▶ _Instructions to follow_:
Copy down all of the data underneath, exactly as shown.

▶ _Supplied records_:
▼

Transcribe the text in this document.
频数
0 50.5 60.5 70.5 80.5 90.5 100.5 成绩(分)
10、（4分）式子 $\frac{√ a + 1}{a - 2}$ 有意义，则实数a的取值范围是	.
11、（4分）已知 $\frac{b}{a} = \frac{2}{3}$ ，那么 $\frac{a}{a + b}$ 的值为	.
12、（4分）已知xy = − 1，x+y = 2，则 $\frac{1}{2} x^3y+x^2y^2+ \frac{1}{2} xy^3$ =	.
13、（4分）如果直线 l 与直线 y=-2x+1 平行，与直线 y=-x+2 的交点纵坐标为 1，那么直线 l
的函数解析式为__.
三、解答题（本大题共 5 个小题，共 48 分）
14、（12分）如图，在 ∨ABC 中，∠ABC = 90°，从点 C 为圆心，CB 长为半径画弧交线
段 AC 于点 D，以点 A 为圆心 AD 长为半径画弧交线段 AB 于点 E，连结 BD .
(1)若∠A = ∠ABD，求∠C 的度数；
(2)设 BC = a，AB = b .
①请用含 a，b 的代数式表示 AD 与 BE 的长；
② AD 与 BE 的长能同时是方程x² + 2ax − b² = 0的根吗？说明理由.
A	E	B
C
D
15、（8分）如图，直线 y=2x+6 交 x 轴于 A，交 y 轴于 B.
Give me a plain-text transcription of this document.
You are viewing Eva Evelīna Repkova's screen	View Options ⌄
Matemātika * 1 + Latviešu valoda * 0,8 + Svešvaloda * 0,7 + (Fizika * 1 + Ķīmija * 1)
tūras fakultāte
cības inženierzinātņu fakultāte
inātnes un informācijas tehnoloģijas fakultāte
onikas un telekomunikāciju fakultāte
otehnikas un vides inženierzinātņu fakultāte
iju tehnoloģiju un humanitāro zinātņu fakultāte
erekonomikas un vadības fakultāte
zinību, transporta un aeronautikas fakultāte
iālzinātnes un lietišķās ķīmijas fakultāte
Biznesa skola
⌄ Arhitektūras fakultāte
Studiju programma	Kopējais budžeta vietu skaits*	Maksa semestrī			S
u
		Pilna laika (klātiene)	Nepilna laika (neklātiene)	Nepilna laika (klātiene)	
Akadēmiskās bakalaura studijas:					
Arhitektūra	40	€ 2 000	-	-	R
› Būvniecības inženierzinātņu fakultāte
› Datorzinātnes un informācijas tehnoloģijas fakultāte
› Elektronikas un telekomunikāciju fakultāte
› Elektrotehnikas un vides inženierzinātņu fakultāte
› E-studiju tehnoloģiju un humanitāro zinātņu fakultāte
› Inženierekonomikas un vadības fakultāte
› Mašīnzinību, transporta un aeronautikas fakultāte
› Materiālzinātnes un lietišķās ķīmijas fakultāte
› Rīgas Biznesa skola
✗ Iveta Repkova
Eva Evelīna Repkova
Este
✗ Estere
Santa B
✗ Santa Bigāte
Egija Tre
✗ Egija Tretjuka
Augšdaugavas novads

▲

▶ _Task response_:
Transcribe the text in this document.
频数
0 50.5 60.5 70.5 80.5 90.5 100.5 成绩(分)
10、（4分）式子 $\frac{√ a + 1}{a - 2}$ 有意义，则实数a的取值范围是	.
11、（4分）已知 $\frac{b}{a} = \frac{2}{3}$ ，那么 $\frac{a}{a + b}$ 的值为	.
12、（4分）已知xy = − 1，x+y = 2，则 $\frac{1}{2} x^3y+x^2y^2+ \frac{1}{2} xy^3$ =	.
13、（4分）如果直线 l 与直线 y=-2x+1 平行，与直线 y=-x+2 的交点纵坐标为 1，那么直线 l
的函数解析式为__.
三、解答题（本大题共 5 个小题，共 48 分）
14、（12分）如图，在 ∨ABC 中，∠ABC = 90°，从点 C 为圆心，CB 长为半径画弧交线
段 AC 于点 D，以点 A 为圆心 AD 长为半径画弧交线段 AB 于点 E，连结 BD .
(1)若∠A = ∠ABD，求∠C 的度数；
(2)设 BC = a，AB = b .
①请用含 a，b 的代数式表示 AD 与 BE 的长；
② AD 与 BE 的长能同时是方程x² + 2ax − b² = 0的根吗？说明理由.
A	E	B
C
D
15、（8分）如图，直线 y=2x+6 交 x 轴于 A，交 y 轴于 B.
Give me a plain-text transcription of this document.
You are viewing Eva Evelīna Repkova's screen	View Options ⌄
Matemātika * 1 + Latviešu valoda * 0,8 + Svešvaloda * 0,7 + (Fizika * 1 + Ķīmija * 1)
tūras fakultāte
cības inženierzinātņu fakultāte
inātnes un informācijas tehnoloģijas fakultāte
onikas un telekomunikāciju fakultāte
otehnikas un vides inženierzinātņu fakultāte
iju tehnoloģiju un humanitāro zinātņu fakultāte
erekonomikas un vadības fakultāte
zinību, transporta un aeronautikas fakultāte
iālzinātnes un lietišķās ķīmijas fakultāte
Biznesa skola
⌄ Arhitektūras fakultāte
Studiju programma	Kopējais budžeta vietu skaits*	Maksa semestrī			S
u
		Pilna laika (klātiene)	Nepilna laika (neklātiene)	Nepilna laika (klātiene)	
Akadēmiskās bakalaura studijas:					
Arhitektūra	40	€ 2 000	-	-	R
› Būvniecības inženierzinātņu fakultāte
› Datorzinātnes un informācijas tehnoloģijas fakultāte
› Elektronikas un telekomunikāciju fakultāte
› Elektrotehnikas un vides inženierzinātņu fakultāte
› E-studiju tehnoloģiju un humanitāro zinātņu fakultāte
› Inženierekonomikas un vadības fakultāte
› Mašīnzinību, transporta un aeronautikas fakultāte
› Materiālzinātnes un lietišķās ķīmijas fakultāte
› Rīgas Biznesa skola
✗ Iveta Repkova
Eva Evelīna Repkova
Este
✗ Estere
Santa B
✗ Santa Bigāte
Egija Tre
✗ Egija Tretjuka
Augšdaugavas novads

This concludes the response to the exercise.